--- Start Extracted entries ---

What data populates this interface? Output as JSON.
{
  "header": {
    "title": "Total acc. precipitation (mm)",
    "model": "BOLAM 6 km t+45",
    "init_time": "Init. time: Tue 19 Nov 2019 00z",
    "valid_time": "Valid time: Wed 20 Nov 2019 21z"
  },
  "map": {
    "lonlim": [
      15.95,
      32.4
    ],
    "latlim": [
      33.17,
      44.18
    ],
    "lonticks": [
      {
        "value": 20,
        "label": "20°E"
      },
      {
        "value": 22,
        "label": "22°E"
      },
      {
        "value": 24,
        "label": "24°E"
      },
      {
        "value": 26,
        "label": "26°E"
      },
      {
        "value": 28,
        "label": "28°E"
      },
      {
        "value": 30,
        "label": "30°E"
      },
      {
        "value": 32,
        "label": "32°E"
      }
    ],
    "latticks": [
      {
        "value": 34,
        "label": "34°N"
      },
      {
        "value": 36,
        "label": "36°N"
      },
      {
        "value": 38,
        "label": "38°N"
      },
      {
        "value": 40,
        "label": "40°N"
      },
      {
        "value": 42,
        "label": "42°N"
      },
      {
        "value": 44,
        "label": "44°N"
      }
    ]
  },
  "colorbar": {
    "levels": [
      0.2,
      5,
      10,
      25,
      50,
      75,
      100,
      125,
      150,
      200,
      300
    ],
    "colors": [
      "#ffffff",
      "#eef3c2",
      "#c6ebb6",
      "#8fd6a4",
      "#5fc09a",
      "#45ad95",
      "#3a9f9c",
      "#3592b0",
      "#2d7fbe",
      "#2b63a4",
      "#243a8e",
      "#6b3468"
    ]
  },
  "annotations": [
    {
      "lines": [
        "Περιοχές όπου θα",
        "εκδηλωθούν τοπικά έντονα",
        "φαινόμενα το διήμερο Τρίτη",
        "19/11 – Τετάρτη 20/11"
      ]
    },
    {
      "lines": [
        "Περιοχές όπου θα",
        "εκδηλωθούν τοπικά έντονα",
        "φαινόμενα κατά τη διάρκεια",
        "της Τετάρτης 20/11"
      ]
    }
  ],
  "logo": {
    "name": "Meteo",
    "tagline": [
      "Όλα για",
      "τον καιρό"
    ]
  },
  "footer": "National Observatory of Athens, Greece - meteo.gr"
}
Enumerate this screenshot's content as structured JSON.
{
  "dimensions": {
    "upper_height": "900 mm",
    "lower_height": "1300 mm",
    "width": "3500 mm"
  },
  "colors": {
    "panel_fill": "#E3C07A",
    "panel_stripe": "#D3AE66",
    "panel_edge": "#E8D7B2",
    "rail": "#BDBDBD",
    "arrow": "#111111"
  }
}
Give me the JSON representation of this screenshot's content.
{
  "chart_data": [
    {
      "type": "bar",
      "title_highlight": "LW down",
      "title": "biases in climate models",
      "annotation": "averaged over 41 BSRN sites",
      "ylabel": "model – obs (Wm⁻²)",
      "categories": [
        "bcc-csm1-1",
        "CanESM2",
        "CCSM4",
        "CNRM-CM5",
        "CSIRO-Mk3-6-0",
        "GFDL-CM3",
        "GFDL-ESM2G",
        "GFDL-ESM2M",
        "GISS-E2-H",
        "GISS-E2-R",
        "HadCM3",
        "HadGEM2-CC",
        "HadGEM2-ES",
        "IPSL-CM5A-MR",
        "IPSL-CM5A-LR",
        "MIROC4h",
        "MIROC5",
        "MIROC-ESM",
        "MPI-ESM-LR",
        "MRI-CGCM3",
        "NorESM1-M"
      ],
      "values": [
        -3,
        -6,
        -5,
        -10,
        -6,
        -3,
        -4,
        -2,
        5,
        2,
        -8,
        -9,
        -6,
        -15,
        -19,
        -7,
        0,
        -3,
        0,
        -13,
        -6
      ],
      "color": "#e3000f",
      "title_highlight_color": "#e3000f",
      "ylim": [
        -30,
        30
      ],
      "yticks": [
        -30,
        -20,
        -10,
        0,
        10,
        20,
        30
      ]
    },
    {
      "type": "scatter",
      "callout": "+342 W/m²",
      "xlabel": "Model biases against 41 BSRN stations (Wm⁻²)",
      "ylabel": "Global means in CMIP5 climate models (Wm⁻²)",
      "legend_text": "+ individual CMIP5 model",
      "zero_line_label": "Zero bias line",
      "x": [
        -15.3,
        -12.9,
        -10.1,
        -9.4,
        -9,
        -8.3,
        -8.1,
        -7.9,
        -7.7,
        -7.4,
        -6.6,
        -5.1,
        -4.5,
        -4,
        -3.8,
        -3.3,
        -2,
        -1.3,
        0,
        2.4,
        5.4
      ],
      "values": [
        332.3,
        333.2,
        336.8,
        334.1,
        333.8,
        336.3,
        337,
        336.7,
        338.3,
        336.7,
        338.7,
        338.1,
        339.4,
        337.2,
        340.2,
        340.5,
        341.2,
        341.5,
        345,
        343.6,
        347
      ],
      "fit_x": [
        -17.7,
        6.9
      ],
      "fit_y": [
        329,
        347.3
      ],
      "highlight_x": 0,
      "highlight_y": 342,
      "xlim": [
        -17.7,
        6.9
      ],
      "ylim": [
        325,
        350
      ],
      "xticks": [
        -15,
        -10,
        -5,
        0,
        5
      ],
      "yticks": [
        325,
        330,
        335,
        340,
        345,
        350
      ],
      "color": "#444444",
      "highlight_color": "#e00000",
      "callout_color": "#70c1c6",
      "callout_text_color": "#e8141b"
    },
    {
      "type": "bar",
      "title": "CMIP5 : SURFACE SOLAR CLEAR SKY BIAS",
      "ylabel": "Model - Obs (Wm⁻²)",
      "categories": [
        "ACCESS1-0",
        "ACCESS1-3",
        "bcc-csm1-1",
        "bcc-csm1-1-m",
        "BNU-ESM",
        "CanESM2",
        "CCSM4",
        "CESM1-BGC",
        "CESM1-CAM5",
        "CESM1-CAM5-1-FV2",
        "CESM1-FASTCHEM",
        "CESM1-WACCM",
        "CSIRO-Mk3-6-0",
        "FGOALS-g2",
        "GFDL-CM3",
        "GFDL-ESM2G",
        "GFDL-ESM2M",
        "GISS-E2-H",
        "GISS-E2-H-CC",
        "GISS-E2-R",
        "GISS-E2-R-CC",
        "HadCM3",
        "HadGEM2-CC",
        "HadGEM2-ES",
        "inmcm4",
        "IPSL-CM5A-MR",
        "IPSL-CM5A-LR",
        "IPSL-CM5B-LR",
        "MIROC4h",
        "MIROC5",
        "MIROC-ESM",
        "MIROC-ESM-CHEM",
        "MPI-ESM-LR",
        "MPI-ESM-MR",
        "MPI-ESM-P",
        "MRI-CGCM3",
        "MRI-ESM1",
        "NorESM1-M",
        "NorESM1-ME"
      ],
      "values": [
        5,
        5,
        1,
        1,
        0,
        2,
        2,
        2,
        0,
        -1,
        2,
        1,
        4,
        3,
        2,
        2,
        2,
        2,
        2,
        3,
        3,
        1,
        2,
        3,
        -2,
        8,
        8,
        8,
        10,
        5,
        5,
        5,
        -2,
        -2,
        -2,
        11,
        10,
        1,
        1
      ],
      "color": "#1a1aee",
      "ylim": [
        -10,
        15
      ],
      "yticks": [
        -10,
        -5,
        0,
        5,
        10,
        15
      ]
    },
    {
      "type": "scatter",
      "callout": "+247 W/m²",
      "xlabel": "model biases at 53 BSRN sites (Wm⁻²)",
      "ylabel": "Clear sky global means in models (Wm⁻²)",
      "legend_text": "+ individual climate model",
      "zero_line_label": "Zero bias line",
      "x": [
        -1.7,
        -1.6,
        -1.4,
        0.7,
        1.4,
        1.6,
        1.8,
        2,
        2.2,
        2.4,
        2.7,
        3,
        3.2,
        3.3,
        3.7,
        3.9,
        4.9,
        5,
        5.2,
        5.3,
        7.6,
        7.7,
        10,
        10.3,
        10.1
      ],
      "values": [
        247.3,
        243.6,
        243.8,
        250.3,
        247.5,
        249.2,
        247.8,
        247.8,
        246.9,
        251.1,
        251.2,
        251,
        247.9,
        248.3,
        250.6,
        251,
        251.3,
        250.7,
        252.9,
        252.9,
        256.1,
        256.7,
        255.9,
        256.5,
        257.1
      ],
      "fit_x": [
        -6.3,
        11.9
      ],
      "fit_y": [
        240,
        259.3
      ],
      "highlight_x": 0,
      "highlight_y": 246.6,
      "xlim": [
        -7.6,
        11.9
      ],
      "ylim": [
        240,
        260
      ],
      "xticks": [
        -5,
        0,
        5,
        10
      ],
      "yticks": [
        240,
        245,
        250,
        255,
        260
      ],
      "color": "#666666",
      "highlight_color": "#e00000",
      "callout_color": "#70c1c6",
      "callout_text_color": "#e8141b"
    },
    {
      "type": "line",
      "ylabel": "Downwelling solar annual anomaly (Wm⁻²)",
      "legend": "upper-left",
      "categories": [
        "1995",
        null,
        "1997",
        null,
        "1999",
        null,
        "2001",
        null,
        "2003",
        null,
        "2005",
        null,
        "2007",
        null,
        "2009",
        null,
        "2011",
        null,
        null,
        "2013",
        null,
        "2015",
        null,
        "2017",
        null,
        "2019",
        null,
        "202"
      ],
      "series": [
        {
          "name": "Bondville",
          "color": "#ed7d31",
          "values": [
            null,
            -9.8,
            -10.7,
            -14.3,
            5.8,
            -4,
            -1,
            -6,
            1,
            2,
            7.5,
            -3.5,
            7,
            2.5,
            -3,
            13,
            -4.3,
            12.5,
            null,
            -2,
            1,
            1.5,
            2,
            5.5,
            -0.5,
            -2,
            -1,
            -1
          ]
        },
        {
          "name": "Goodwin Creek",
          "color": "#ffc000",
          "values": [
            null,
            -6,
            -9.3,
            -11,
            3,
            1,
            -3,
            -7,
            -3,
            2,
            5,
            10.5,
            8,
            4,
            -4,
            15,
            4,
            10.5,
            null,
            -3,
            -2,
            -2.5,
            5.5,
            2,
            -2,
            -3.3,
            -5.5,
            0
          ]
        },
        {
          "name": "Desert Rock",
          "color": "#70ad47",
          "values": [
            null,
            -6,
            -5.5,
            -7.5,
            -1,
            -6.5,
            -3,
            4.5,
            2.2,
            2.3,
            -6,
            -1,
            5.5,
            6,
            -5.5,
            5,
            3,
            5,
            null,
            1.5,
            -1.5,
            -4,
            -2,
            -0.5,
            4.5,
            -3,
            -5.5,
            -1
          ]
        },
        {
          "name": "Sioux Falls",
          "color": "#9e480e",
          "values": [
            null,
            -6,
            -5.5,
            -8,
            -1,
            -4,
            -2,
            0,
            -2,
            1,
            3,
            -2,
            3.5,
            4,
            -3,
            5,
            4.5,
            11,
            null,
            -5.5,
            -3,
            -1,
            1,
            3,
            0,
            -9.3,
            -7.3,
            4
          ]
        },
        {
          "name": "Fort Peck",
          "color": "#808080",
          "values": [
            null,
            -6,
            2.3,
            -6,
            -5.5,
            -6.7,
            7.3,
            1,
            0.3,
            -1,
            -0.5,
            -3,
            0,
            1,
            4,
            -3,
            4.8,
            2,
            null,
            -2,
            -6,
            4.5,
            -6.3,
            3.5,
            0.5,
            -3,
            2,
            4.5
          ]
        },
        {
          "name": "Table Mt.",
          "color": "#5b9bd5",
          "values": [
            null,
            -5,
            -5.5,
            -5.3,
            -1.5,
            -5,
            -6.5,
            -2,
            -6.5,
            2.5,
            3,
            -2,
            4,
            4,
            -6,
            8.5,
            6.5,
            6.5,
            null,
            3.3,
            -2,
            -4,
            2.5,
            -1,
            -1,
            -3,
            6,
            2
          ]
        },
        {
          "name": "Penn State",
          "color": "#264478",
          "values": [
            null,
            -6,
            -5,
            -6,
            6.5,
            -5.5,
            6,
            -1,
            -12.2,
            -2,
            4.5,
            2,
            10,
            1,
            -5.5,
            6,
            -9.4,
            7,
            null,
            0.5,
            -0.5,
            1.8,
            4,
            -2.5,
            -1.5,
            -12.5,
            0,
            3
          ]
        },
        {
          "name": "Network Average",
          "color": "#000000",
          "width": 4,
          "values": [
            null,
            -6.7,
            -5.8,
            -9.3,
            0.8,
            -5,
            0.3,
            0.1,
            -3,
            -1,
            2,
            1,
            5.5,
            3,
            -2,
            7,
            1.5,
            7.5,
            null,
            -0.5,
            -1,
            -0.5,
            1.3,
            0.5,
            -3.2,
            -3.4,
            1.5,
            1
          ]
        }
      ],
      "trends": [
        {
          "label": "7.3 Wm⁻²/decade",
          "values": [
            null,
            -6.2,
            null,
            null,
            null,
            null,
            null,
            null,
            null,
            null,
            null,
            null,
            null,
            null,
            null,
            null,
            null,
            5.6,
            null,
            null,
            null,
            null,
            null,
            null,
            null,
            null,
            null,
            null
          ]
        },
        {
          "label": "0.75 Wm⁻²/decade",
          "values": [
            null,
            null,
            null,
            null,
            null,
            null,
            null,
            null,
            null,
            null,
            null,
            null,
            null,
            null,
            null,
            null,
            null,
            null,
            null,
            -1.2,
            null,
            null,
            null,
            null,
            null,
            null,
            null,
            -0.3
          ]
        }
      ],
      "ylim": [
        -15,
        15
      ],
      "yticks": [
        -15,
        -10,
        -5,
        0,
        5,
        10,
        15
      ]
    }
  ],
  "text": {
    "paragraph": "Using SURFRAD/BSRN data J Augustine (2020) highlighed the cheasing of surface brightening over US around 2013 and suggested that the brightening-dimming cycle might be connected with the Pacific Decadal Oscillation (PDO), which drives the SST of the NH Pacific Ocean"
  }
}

--- End Extracted entries ---

> **Instruction**:
Check each line in the listing above for the string "ylabel", then report how many lines contain it, with no other text.

> **Written solution**:
5